***** SUPPLIED MATERIAL *****

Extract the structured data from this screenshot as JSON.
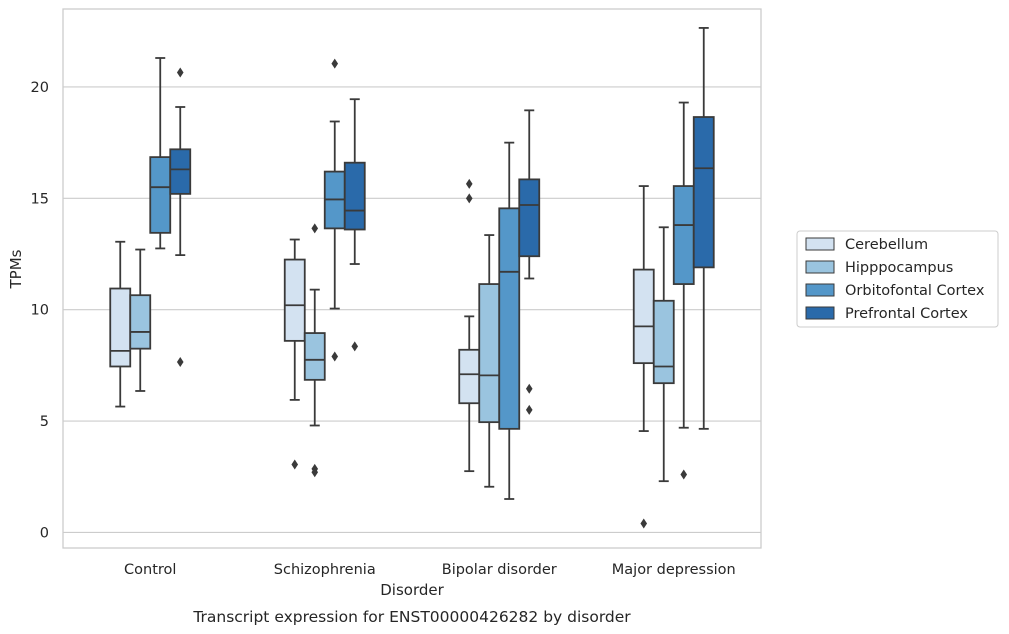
{
  "caption": "Transcript expression for ENST00000426282 by disorder",
  "chart_data": {
    "type": "box",
    "xlabel": "Disorder",
    "ylabel": "TPMs",
    "ylim": [
      -0.7,
      23.5
    ],
    "yticks": [
      0,
      5,
      10,
      15,
      20
    ],
    "grid": "horizontal",
    "legend_position": "right",
    "categories": [
      "Control",
      "Schizophrenia",
      "Bipolar disorder",
      "Major depression"
    ],
    "series": [
      {
        "name": "Cerebellum",
        "color": "#d3e2f1",
        "boxes": [
          {
            "whisker_low": 5.65,
            "q1": 7.45,
            "median": 8.15,
            "q3": 10.95,
            "whisker_high": 13.05,
            "outliers": []
          },
          {
            "whisker_low": 5.95,
            "q1": 8.6,
            "median": 10.2,
            "q3": 12.25,
            "whisker_high": 13.15,
            "outliers": [
              3.05
            ]
          },
          {
            "whisker_low": 2.75,
            "q1": 5.8,
            "median": 7.1,
            "q3": 8.2,
            "whisker_high": 9.7,
            "outliers": [
              15.65,
              15.0
            ]
          },
          {
            "whisker_low": 4.55,
            "q1": 7.6,
            "median": 9.25,
            "q3": 11.8,
            "whisker_high": 15.55,
            "outliers": [
              0.4
            ]
          }
        ]
      },
      {
        "name": "Hipppocampus",
        "color": "#9ac4df",
        "boxes": [
          {
            "whisker_low": 6.35,
            "q1": 8.25,
            "median": 9.0,
            "q3": 10.65,
            "whisker_high": 12.7,
            "outliers": []
          },
          {
            "whisker_low": 4.8,
            "q1": 6.85,
            "median": 7.75,
            "q3": 8.95,
            "whisker_high": 10.9,
            "outliers": [
              13.65,
              2.85,
              2.7
            ]
          },
          {
            "whisker_low": 2.05,
            "q1": 4.95,
            "median": 7.05,
            "q3": 11.15,
            "whisker_high": 13.35,
            "outliers": []
          },
          {
            "whisker_low": 2.3,
            "q1": 6.7,
            "median": 7.45,
            "q3": 10.4,
            "whisker_high": 13.7,
            "outliers": []
          }
        ]
      },
      {
        "name": "Orbitofontal Cortex",
        "color": "#5497c9",
        "boxes": [
          {
            "whisker_low": 12.75,
            "q1": 13.45,
            "median": 15.5,
            "q3": 16.85,
            "whisker_high": 21.3,
            "outliers": []
          },
          {
            "whisker_low": 10.05,
            "q1": 13.65,
            "median": 14.95,
            "q3": 16.2,
            "whisker_high": 18.45,
            "outliers": [
              21.05,
              7.9
            ]
          },
          {
            "whisker_low": 1.5,
            "q1": 4.65,
            "median": 11.7,
            "q3": 14.55,
            "whisker_high": 17.5,
            "outliers": []
          },
          {
            "whisker_low": 4.7,
            "q1": 11.15,
            "median": 13.8,
            "q3": 15.55,
            "whisker_high": 19.3,
            "outliers": [
              2.6
            ]
          }
        ]
      },
      {
        "name": "Prefrontal Cortex",
        "color": "#2a6aaa",
        "boxes": [
          {
            "whisker_low": 12.45,
            "q1": 15.2,
            "median": 16.3,
            "q3": 17.2,
            "whisker_high": 19.1,
            "outliers": [
              20.65,
              7.65
            ]
          },
          {
            "whisker_low": 12.05,
            "q1": 13.6,
            "median": 14.45,
            "q3": 16.6,
            "whisker_high": 19.45,
            "outliers": [
              8.35
            ]
          },
          {
            "whisker_low": 11.4,
            "q1": 12.4,
            "median": 14.7,
            "q3": 15.85,
            "whisker_high": 18.95,
            "outliers": [
              6.45,
              5.5
            ]
          },
          {
            "whisker_low": 4.65,
            "q1": 11.9,
            "median": 16.35,
            "q3": 18.65,
            "whisker_high": 22.65,
            "outliers": []
          }
        ]
      }
    ]
  }
}
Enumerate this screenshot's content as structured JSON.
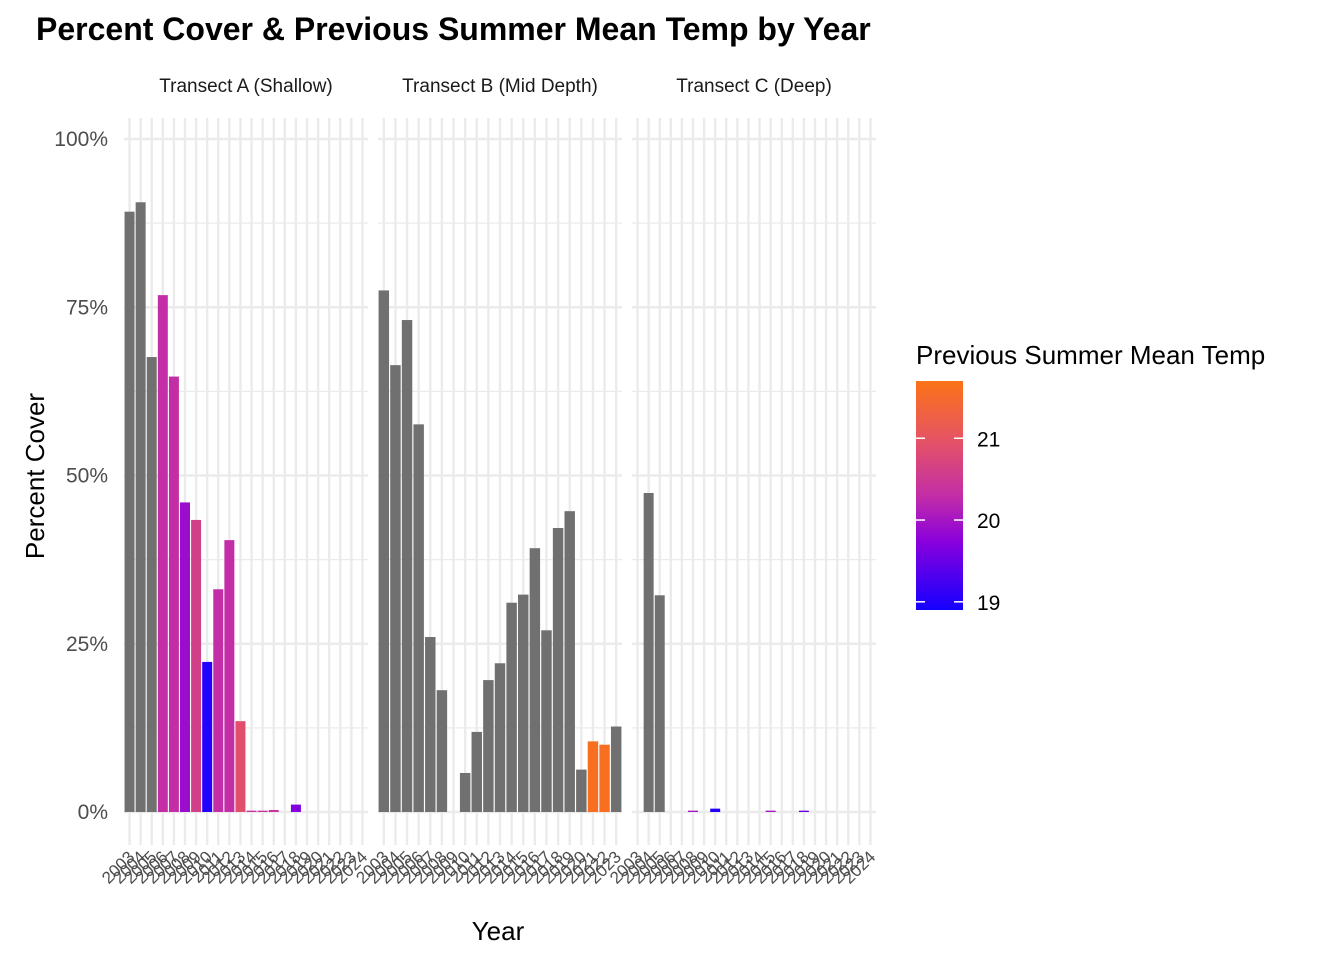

*****

§ TASK
Leave out the pictures and transcribe the entries above exactly.

§ SOLUTION TO THIS EXERCISE
Extract the structured data from this screenshot as JSON.
{
  "caption": "Transcript expression for ENST00000426282 by disorder",
  "chart_data": {
    "type": "box",
    "xlabel": "Disorder",
    "ylabel": "TPMs",
    "ylim": [
      -0.7,
      23.5
    ],
    "yticks": [
      0,
      5,
      10,
      15,
      20
    ],
    "grid": "horizontal",
    "legend_position": "right",
    "categories": [
      "Control",
      "Schizophrenia",
      "Bipolar disorder",
      "Major depression"
    ],
    "series": [
      {
        "name": "Cerebellum",
        "color": "#d3e2f1",
        "boxes": [
          {
            "whisker_low": 5.65,
            "q1": 7.45,
            "median": 8.15,
            "q3": 10.95,
            "whisker_high": 13.05,
            "outliers": []
          },
          {
            "whisker_low": 5.95,
            "q1": 8.6,
            "median": 10.2,
            "q3": 12.25,
            "whisker_high": 13.15,
            "outliers": [
              3.05
            ]
          },
          {
            "whisker_low": 2.75,
            "q1": 5.8,
            "median": 7.1,
            "q3": 8.2,
            "whisker_high": 9.7,
            "outliers": [
              15.65,
              15.0
            ]
          },
          {
            "whisker_low": 4.55,
            "q1": 7.6,
            "median": 9.25,
            "q3": 11.8,
            "whisker_high": 15.55,
            "outliers": [
              0.4
            ]
          }
        ]
      },
      {
        "name": "Hipppocampus",
        "color": "#9ac4df",
        "boxes": [
          {
            "whisker_low": 6.35,
            "q1": 8.25,
            "median": 9.0,
            "q3": 10.65,
            "whisker_high": 12.7,
            "outliers": []
          },
          {
            "whisker_low": 4.8,
            "q1": 6.85,
            "median": 7.75,
            "q3": 8.95,
            "whisker_high": 10.9,
            "outliers": [
              13.65,
              2.85,
              2.7
            ]
          },
          {
            "whisker_low": 2.05,
            "q1": 4.95,
            "median": 7.05,
            "q3": 11.15,
            "whisker_high": 13.35,
            "outliers": []
          },
          {
            "whisker_low": 2.3,
            "q1": 6.7,
            "median": 7.45,
            "q3": 10.4,
            "whisker_high": 13.7,
            "outliers": []
          }
        ]
      },
      {
        "name": "Orbitofontal Cortex",
        "color": "#5497c9",
        "boxes": [
          {
            "whisker_low": 12.75,
            "q1": 13.45,
            "median": 15.5,
            "q3": 16.85,
            "whisker_high": 21.3,
            "outliers": []
          },
          {
            "whisker_low": 10.05,
            "q1": 13.65,
            "median": 14.95,
            "q3": 16.2,
            "whisker_high": 18.45,
            "outliers": [
              21.05,
              7.9
            ]
          },
          {
            "whisker_low": 1.5,
            "q1": 4.65,
            "median": 11.7,
            "q3": 14.55,
            "whisker_high": 17.5,
            "outliers": []
          },
          {
            "whisker_low": 4.7,
            "q1": 11.15,
            "median": 13.8,
            "q3": 15.55,
            "whisker_high": 19.3,
            "outliers": [
              2.6
            ]
          }
        ]
      },
      {
        "name": "Prefrontal Cortex",
        "color": "#2a6aaa",
        "boxes": [
          {
            "whisker_low": 12.45,
            "q1": 15.2,
            "median": 16.3,
            "q3": 17.2,
            "whisker_high": 19.1,
            "outliers": [
              20.65,
              7.65
            ]
          },
          {
            "whisker_low": 12.05,
            "q1": 13.6,
            "median": 14.45,
            "q3": 16.6,
            "whisker_high": 19.45,
            "outliers": [
              8.35
            ]
          },
          {
            "whisker_low": 11.4,
            "q1": 12.4,
            "median": 14.7,
            "q3": 15.85,
            "whisker_high": 18.95,
            "outliers": [
              6.45,
              5.5
            ]
          },
          {
            "whisker_low": 4.65,
            "q1": 11.9,
            "median": 16.35,
            "q3": 18.65,
            "whisker_high": 22.65,
            "outliers": []
          }
        ]
      }
    ]
  }
}
Enumerate this screenshot's content as structured JSON.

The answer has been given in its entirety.